*Data provided*
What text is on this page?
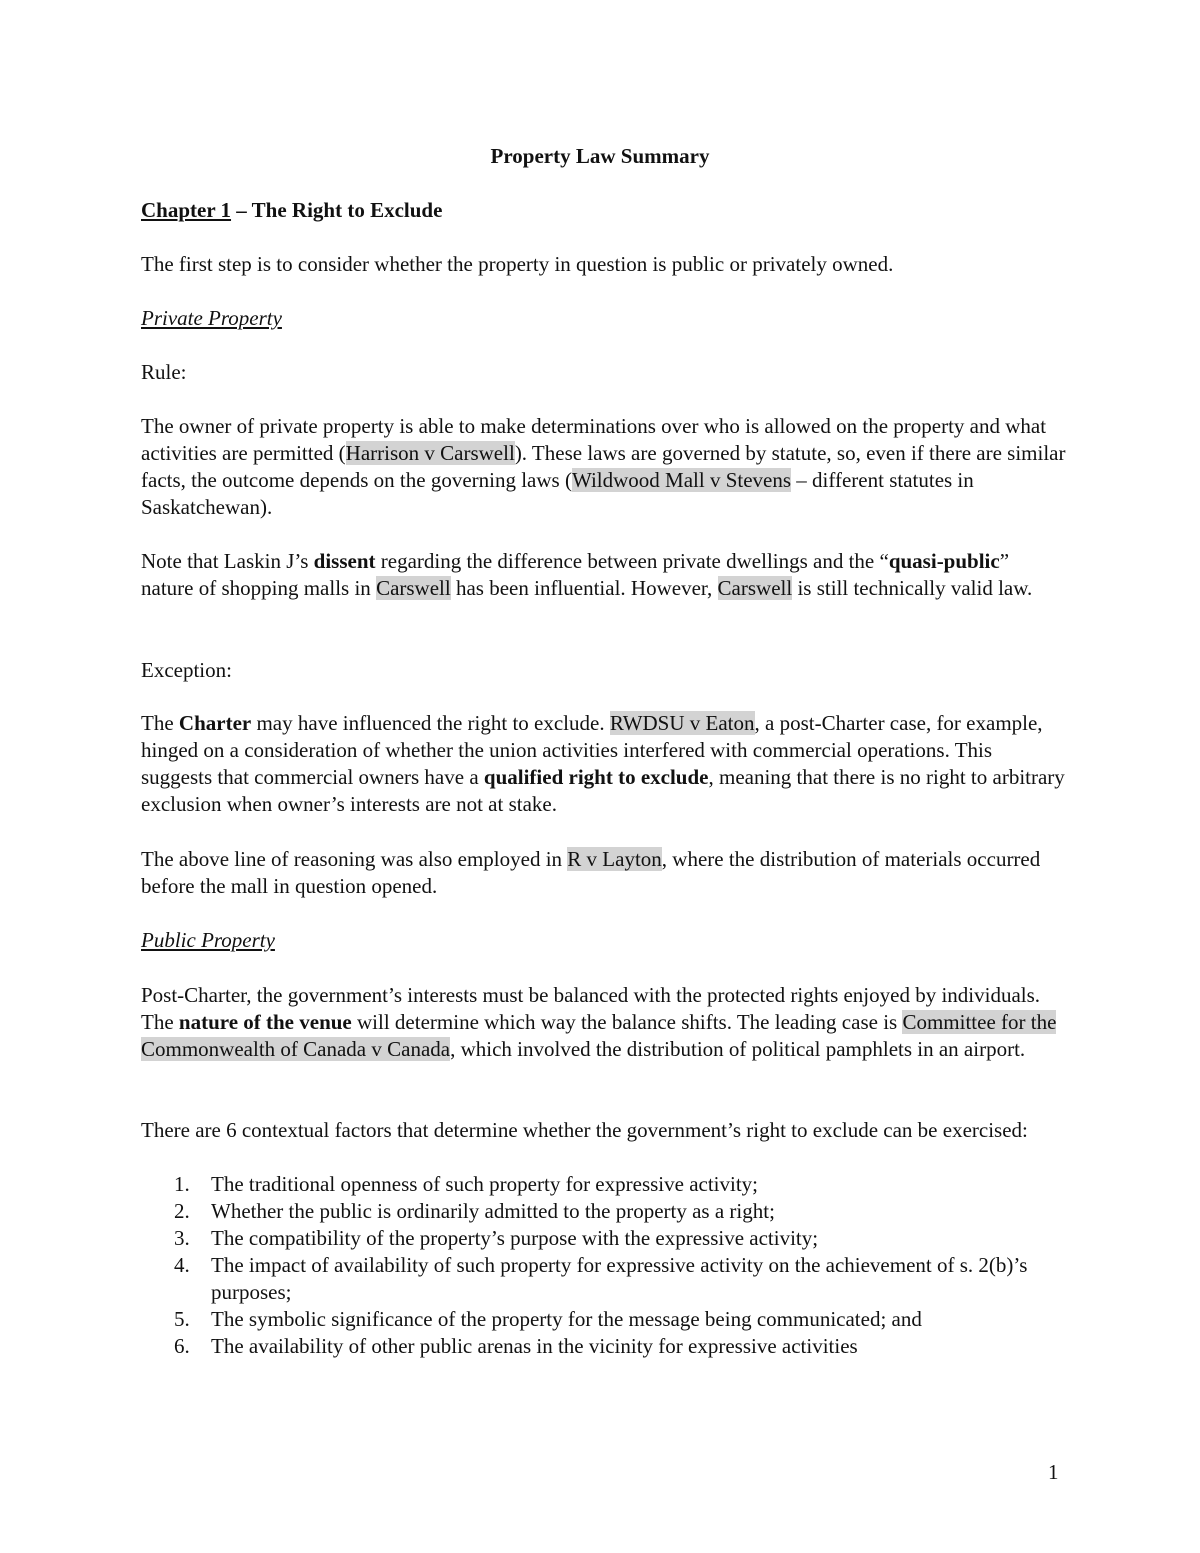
Property Law Summary

Chapter 1 – The Right to Exclude

The first step is to consider whether the property in question is public or privately owned.

Private Property

Rule:

The owner of private property is able to make determinations over who is allowed on the property and what activities are permitted (Harrison v Carswell). These laws are governed by statute, so, even if there are similar facts, the outcome depends on the governing laws (Wildwood Mall v Stevens – different statutes in Saskatchewan).

Note that Laskin J’s dissent regarding the difference between private dwellings and the “quasi-public” nature of shopping malls in Carswell has been influential. However, Carswell is still technically valid law.

Exception:

The Charter may have influenced the right to exclude. RWDSU v Eaton, a post-Charter case, for example, hinged on a consideration of whether the union activities interfered with commercial operations. This suggests that commercial owners have a qualified right to exclude, meaning that there is no right to arbitrary exclusion when owner’s interests are not at stake.

The above line of reasoning was also employed in R v Layton, where the distribution of materials occurred before the mall in question opened.

Public Property

Post-Charter, the government’s interests must be balanced with the protected rights enjoyed by individuals. The nature of the venue will determine which way the balance shifts. The leading case is Committee for the Commonwealth of Canada v Canada, which involved the distribution of political pamphlets in an airport.

There are 6 contextual factors that determine whether the government’s right to exclude can be exercised:

1. The traditional openness of such property for expressive activity;
2. Whether the public is ordinarily admitted to the property as a right;
3. The compatibility of the property’s purpose with the expressive activity;
4. The impact of availability of such property for expressive activity on the achievement of s. 2(b)’s purposes;
5. The symbolic significance of the property for the message being communicated; and
6. The availability of other public arenas in the vicinity for expressive activities
1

*Written problem*
Pictures are not part of the copy; output everything else in the records exactly.

*Full answer*
What text is on this page?
Property Law Summary

Chapter 1 – The Right to Exclude

The first step is to consider whether the property in question is public or privately owned.

Private Property

Rule:

The owner of private property is able to make determinations over who is allowed on the property and what activities are permitted (Harrison v Carswell). These laws are governed by statute, so, even if there are similar facts, the outcome depends on the governing laws (Wildwood Mall v Stevens – different statutes in Saskatchewan).

Note that Laskin J’s dissent regarding the difference between private dwellings and the “quasi-public” nature of shopping malls in Carswell has been influential. However, Carswell is still technically valid law.

Exception:

The Charter may have influenced the right to exclude. RWDSU v Eaton, a post-Charter case, for example, hinged on a consideration of whether the union activities interfered with commercial operations. This suggests that commercial owners have a qualified right to exclude, meaning that there is no right to arbitrary exclusion when owner’s interests are not at stake.

The above line of reasoning was also employed in R v Layton, where the distribution of materials occurred before the mall in question opened.

Public Property

Post-Charter, the government’s interests must be balanced with the protected rights enjoyed by individuals. The nature of the venue will determine which way the balance shifts. The leading case is Committee for the Commonwealth of Canada v Canada, which involved the distribution of political pamphlets in an airport.

There are 6 contextual factors that determine whether the government’s right to exclude can be exercised:

1. The traditional openness of such property for expressive activity;
2. Whether the public is ordinarily admitted to the property as a right;
3. The compatibility of the property’s purpose with the expressive activity;
4. The impact of availability of such property for expressive activity on the achievement of s. 2(b)’s purposes;
5. The symbolic significance of the property for the message being communicated; and
6. The availability of other public arenas in the vicinity for expressive activities
1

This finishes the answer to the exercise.